TASK REQUIREMENTS → Go through the data below. List every line that holds the word "info".

DATASET RECORDS →

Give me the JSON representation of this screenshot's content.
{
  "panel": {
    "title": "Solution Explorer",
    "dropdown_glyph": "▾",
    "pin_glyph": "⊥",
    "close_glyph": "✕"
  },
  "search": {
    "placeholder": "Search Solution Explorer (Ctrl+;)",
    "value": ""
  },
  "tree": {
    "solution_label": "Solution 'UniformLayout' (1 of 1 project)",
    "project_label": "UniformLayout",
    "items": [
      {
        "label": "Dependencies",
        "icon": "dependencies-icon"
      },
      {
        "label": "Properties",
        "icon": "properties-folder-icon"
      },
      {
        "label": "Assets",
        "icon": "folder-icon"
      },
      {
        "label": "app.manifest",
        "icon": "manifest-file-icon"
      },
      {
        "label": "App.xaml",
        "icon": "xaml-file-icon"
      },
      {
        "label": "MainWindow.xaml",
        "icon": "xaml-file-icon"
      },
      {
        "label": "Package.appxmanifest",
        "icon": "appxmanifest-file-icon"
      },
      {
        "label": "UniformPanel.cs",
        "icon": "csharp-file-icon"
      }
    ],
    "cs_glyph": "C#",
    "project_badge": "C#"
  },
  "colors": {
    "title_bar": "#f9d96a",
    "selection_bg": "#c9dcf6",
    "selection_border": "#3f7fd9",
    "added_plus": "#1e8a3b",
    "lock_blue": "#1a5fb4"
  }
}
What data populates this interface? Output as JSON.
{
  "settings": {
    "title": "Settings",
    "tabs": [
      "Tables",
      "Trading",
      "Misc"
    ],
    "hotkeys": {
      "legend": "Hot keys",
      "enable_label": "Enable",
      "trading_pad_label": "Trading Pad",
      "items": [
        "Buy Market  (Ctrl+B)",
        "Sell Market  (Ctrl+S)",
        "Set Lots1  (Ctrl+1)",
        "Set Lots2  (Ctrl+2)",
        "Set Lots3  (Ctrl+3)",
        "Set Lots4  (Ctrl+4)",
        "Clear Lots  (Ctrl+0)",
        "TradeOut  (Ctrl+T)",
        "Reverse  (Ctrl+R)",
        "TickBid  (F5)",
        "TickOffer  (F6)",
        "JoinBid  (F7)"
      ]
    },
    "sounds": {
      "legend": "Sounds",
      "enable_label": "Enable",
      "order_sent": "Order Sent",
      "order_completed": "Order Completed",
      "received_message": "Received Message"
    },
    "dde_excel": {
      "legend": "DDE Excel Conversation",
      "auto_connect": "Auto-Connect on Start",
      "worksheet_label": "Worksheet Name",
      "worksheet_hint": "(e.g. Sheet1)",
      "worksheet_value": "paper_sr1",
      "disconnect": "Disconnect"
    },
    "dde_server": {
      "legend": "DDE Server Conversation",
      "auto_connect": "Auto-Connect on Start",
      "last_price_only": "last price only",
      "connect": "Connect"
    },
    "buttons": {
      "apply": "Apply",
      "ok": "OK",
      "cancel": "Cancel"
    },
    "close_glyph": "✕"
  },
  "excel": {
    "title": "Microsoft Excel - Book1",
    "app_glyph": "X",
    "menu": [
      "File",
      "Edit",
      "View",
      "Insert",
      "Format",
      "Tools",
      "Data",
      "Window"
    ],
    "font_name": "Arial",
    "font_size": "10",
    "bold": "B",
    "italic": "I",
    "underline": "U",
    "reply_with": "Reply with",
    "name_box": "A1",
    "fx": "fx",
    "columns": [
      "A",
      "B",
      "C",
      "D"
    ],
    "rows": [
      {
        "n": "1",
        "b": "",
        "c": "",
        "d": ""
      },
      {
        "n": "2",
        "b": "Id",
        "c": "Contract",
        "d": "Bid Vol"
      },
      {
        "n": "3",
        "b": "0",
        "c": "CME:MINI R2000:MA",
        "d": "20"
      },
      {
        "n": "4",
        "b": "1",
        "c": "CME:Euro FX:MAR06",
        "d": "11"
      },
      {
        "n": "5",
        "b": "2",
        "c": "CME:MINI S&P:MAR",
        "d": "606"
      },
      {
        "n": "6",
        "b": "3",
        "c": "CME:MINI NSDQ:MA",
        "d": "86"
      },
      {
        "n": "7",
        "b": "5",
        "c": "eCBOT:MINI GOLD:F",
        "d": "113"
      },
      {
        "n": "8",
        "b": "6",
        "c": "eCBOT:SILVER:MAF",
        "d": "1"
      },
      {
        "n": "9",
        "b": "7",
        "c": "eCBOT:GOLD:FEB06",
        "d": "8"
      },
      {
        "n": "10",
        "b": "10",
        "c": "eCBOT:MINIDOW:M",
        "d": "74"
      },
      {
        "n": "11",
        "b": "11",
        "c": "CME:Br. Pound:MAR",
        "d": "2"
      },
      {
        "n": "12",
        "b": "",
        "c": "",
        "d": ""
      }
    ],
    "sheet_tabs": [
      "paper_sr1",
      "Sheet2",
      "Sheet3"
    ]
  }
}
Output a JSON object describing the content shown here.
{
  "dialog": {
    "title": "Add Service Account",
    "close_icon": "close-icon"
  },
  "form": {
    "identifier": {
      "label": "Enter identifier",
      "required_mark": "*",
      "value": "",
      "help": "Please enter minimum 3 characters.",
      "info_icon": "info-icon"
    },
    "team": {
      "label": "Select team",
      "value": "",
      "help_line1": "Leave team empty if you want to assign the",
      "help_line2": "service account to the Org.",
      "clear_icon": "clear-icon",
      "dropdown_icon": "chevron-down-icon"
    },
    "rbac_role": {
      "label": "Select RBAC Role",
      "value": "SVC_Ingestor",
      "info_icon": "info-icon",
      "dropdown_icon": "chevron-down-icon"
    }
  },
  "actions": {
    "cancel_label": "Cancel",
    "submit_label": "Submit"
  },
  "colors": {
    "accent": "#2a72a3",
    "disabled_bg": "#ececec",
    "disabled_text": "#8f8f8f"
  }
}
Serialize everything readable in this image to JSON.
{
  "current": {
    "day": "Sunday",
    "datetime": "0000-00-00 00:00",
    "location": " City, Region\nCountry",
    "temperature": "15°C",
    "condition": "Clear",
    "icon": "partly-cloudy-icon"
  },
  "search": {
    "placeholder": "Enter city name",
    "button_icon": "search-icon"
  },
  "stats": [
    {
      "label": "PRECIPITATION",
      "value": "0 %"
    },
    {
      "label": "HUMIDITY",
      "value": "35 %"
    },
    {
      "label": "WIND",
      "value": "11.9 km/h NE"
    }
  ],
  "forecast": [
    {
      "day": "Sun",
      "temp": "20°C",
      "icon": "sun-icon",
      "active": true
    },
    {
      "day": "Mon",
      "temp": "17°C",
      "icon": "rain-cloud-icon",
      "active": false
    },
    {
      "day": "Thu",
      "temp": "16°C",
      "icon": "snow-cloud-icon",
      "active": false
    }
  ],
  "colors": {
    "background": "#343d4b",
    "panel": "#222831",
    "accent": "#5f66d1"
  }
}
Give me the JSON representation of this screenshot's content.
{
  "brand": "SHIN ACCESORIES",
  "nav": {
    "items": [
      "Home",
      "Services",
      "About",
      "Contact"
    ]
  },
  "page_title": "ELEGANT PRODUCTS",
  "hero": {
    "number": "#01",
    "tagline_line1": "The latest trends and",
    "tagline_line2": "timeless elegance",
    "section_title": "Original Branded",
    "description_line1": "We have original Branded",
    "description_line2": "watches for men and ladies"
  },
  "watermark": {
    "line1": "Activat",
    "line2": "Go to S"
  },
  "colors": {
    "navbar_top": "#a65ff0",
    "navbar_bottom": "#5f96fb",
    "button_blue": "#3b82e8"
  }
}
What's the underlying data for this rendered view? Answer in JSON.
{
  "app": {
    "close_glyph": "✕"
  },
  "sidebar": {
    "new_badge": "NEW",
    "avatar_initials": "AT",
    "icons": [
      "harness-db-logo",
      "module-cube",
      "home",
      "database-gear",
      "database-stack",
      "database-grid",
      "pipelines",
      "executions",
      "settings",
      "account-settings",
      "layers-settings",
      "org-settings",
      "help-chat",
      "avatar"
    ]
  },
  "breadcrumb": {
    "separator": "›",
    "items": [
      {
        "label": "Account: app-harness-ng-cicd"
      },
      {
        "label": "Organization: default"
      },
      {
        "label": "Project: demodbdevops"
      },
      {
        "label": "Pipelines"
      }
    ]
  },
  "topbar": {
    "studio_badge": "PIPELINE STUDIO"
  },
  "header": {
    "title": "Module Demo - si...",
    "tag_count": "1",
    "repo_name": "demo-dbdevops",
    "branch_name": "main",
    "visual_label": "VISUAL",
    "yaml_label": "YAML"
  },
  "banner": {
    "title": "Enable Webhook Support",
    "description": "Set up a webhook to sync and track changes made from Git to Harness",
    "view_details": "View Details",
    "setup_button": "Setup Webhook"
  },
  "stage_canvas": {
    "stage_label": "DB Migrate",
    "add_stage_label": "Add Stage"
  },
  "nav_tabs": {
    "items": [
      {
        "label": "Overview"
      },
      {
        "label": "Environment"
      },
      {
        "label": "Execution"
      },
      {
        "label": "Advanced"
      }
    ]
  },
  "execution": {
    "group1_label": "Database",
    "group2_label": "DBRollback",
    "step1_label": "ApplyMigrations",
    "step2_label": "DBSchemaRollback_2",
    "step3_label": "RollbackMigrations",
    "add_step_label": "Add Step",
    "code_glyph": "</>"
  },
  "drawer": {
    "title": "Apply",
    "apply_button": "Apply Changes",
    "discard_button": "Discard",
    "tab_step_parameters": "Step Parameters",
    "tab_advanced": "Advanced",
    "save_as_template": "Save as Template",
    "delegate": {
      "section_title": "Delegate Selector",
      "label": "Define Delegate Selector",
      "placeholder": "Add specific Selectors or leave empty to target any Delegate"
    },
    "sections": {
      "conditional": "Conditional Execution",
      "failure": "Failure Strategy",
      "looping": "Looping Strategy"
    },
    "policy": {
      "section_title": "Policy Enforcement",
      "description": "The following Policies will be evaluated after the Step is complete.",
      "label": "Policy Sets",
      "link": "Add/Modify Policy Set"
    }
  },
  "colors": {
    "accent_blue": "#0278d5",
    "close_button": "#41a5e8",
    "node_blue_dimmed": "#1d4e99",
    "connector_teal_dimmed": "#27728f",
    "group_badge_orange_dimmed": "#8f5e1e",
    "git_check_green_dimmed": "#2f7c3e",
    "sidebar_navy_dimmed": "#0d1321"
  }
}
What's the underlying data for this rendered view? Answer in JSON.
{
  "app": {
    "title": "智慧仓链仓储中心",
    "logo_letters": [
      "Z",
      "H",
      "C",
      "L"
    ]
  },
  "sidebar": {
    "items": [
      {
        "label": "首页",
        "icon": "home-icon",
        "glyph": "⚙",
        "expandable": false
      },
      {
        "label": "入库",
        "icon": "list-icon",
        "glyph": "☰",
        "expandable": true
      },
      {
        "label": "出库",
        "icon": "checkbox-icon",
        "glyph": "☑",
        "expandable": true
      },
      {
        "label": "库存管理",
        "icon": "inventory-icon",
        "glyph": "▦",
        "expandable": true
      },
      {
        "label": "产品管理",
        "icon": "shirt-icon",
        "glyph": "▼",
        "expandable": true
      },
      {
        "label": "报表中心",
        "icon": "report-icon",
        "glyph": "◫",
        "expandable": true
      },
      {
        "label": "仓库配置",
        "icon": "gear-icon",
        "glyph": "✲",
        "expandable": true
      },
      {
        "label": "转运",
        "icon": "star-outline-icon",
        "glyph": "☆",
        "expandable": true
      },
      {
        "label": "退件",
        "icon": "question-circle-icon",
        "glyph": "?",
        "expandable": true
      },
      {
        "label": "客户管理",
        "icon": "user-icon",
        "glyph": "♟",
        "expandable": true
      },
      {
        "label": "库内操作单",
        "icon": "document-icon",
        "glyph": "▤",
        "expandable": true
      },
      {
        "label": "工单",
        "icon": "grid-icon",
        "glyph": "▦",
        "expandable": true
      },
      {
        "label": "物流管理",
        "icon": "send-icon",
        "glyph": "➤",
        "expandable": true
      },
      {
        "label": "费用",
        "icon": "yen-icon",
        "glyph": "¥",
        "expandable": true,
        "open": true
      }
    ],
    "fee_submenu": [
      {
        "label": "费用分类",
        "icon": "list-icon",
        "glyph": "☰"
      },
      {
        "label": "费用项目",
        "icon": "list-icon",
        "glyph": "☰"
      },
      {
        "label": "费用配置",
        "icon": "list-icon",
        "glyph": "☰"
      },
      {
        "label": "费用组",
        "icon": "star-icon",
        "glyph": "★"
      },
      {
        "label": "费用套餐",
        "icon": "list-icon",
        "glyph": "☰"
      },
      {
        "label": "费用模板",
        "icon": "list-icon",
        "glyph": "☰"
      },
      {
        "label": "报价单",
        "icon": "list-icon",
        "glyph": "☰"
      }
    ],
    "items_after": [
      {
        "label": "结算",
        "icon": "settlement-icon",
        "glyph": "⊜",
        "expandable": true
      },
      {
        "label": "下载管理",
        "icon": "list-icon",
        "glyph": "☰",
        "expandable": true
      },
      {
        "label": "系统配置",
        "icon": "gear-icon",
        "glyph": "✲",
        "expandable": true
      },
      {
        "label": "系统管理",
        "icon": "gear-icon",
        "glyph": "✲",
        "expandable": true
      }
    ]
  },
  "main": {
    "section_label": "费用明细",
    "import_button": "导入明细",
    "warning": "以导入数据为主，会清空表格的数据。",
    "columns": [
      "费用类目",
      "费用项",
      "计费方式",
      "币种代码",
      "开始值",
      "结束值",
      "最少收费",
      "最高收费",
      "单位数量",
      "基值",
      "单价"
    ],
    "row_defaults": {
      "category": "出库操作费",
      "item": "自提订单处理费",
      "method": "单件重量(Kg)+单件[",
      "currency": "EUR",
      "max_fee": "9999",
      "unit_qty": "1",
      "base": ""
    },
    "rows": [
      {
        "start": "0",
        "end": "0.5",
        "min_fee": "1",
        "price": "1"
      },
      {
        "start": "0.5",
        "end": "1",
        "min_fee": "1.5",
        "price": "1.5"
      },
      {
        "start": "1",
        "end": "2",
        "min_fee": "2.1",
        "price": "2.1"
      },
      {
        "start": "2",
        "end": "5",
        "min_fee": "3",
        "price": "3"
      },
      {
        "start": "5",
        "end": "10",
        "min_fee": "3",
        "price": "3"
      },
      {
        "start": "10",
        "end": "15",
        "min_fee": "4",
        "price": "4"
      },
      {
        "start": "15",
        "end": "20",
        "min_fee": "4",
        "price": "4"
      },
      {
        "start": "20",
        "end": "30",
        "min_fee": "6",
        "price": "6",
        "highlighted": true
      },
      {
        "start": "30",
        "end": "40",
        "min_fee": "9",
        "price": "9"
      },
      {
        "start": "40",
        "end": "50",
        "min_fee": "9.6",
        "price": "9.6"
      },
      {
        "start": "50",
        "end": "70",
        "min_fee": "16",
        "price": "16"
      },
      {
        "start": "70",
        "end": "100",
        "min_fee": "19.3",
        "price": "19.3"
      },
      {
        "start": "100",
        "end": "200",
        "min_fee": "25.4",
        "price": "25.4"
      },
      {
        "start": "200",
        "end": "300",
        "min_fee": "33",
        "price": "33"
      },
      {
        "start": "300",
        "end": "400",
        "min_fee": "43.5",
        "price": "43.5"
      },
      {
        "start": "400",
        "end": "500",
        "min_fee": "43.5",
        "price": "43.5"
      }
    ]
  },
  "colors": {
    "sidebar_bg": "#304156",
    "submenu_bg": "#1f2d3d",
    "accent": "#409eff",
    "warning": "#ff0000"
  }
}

COMPLETED EXERCISE →
      "info_icon": "info-icon"
      "info_icon": "info-icon",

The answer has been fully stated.